From the listing below, copy every line with the word "flights".

• Listed records
-------

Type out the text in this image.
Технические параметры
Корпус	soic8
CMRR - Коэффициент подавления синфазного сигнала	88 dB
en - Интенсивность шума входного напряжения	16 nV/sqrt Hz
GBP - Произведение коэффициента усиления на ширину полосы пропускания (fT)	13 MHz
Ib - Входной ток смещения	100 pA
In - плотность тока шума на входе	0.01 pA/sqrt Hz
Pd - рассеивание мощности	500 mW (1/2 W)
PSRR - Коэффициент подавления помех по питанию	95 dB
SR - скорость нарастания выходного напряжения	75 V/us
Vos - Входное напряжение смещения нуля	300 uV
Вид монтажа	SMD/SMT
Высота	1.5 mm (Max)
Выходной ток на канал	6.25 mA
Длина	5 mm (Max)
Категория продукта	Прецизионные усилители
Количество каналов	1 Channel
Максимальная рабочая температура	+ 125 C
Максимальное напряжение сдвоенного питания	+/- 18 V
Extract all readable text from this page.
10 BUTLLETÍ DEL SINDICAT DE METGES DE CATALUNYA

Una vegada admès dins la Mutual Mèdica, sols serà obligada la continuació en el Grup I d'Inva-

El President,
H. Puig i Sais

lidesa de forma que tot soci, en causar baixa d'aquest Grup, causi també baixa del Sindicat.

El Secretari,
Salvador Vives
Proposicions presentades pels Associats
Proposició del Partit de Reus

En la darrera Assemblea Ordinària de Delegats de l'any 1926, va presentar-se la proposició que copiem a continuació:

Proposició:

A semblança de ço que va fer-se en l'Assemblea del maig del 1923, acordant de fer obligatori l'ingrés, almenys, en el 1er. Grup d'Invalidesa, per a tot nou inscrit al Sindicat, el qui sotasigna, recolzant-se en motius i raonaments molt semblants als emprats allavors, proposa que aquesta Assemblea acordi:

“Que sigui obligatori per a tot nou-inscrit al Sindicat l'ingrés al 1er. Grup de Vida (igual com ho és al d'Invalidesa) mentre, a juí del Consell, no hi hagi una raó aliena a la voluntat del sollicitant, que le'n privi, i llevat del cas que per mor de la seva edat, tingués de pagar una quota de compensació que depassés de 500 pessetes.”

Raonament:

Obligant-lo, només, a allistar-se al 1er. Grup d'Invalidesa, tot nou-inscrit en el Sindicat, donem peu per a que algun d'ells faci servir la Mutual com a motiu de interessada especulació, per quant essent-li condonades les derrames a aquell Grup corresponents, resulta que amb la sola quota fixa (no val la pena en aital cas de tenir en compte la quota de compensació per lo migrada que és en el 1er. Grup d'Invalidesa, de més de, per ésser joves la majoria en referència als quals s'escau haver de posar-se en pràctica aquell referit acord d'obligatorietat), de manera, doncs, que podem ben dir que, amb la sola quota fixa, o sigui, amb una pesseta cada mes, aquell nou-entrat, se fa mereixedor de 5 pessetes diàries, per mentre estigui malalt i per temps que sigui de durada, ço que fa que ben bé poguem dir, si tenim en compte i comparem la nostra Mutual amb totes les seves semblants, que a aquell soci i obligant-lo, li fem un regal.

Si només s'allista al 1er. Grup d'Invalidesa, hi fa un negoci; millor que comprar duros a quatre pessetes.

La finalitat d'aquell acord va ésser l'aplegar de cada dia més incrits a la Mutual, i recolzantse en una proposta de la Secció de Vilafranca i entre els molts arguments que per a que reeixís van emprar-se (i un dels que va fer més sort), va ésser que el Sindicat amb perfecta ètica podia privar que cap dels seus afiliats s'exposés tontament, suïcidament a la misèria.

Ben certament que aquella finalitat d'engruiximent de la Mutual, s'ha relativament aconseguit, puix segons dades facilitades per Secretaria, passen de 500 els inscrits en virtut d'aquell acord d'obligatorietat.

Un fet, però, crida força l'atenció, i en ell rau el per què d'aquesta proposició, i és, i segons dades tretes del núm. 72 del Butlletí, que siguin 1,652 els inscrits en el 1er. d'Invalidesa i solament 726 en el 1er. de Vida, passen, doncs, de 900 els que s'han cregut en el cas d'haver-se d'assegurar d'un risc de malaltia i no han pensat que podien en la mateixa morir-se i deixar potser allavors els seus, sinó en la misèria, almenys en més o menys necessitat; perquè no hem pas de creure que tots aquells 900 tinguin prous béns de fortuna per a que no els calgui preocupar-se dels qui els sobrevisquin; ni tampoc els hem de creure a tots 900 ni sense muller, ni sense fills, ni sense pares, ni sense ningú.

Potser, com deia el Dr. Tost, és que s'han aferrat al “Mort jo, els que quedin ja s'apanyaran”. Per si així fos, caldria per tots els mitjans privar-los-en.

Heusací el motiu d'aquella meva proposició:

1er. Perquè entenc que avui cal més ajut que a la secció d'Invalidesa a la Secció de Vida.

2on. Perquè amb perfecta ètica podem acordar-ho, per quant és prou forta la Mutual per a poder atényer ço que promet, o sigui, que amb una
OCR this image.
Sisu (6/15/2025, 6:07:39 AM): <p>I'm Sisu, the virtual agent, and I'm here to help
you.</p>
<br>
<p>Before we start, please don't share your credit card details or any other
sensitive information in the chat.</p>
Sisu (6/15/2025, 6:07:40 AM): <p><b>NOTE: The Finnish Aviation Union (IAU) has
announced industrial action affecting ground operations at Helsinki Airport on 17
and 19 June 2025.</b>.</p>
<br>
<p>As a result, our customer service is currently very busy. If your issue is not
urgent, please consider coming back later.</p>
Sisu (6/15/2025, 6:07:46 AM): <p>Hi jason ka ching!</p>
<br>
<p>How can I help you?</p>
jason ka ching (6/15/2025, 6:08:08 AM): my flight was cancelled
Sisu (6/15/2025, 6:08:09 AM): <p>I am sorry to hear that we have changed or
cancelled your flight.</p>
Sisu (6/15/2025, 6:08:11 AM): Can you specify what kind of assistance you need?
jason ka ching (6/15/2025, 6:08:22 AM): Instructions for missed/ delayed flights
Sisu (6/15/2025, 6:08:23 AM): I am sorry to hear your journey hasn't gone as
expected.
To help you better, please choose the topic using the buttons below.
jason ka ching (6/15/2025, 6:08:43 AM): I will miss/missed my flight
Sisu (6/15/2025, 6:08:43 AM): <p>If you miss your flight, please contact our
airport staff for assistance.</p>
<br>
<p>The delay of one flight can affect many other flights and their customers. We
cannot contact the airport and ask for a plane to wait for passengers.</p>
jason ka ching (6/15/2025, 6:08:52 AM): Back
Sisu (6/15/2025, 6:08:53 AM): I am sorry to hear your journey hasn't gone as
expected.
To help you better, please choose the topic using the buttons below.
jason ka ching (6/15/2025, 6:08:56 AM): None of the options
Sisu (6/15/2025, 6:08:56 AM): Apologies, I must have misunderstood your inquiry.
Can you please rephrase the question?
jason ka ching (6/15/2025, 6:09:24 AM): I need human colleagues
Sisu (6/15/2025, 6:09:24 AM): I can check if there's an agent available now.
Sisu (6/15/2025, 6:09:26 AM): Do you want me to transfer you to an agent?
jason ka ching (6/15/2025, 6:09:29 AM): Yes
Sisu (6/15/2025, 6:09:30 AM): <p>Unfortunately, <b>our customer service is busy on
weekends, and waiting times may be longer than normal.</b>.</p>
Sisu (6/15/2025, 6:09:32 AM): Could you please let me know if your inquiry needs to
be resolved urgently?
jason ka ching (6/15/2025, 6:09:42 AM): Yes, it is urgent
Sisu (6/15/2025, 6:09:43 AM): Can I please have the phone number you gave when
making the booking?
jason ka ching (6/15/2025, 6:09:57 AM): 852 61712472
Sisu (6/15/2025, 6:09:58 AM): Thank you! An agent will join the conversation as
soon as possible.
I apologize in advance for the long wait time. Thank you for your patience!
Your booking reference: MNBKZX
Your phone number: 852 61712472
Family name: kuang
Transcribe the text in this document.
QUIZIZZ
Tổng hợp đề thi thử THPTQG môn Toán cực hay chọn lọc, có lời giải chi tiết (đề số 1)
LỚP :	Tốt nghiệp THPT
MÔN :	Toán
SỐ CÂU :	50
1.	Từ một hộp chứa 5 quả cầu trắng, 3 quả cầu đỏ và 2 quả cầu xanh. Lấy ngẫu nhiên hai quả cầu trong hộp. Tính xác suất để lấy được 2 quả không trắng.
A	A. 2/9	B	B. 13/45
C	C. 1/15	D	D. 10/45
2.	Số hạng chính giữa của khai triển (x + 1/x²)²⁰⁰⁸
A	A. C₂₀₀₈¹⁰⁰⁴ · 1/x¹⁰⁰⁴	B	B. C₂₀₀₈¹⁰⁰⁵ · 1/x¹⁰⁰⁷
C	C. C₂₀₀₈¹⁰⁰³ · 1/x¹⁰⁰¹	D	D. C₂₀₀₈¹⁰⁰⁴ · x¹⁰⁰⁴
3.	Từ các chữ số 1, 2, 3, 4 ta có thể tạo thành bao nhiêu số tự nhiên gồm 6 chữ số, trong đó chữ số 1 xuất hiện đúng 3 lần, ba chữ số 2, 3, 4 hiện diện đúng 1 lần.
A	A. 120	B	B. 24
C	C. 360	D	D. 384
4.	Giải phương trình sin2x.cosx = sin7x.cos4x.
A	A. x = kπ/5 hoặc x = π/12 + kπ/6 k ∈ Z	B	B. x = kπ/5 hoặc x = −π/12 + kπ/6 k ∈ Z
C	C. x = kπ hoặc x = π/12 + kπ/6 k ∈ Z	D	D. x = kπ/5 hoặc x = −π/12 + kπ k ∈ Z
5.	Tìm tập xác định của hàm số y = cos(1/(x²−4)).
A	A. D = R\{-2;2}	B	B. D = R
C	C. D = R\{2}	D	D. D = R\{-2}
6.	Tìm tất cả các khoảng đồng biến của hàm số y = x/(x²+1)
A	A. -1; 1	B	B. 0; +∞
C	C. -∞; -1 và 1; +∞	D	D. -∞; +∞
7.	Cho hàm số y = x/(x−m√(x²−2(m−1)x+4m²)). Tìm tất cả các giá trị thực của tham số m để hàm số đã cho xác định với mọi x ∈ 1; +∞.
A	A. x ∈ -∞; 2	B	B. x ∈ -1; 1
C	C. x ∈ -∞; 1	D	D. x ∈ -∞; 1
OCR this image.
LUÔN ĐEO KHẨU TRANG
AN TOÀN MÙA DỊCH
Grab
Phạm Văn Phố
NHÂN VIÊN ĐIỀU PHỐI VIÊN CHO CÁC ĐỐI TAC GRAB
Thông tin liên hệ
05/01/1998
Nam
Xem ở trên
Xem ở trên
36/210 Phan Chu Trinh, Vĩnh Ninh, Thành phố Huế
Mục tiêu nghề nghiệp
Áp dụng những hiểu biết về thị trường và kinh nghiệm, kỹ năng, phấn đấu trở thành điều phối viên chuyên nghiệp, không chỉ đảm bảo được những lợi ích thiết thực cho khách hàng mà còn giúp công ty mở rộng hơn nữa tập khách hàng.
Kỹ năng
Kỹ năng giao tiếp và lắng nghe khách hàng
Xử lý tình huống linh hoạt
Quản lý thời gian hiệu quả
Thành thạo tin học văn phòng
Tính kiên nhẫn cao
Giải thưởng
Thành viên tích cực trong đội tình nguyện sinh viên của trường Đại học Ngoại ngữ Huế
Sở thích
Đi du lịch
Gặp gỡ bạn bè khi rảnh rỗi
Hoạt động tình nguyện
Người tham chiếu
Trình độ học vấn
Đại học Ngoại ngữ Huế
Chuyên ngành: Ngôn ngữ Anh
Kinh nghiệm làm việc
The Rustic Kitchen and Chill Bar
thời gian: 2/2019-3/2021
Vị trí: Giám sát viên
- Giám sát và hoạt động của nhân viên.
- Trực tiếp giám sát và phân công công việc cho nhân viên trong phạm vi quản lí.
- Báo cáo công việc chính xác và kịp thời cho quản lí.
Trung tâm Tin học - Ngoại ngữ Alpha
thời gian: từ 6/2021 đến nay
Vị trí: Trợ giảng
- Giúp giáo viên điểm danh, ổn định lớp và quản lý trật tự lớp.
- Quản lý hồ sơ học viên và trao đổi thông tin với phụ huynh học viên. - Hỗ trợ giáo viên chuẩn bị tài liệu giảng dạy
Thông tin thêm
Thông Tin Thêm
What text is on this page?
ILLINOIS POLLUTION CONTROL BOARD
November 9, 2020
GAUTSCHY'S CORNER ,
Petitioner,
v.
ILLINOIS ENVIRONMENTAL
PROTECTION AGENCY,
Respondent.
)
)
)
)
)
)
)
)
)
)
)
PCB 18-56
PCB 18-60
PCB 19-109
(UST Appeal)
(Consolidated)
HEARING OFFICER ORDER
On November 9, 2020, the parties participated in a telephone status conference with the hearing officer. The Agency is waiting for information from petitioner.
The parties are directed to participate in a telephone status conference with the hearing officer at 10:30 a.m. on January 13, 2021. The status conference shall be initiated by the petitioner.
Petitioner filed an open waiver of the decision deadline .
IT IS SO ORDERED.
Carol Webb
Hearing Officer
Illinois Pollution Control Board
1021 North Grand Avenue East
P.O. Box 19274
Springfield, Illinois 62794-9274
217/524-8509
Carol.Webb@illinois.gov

-------

• Output of the exercise
jason ka ching (6/15/2025, 6:08:22 AM): Instructions for missed/ delayed flights
<p>The delay of one flight can affect many other flights and their customers. We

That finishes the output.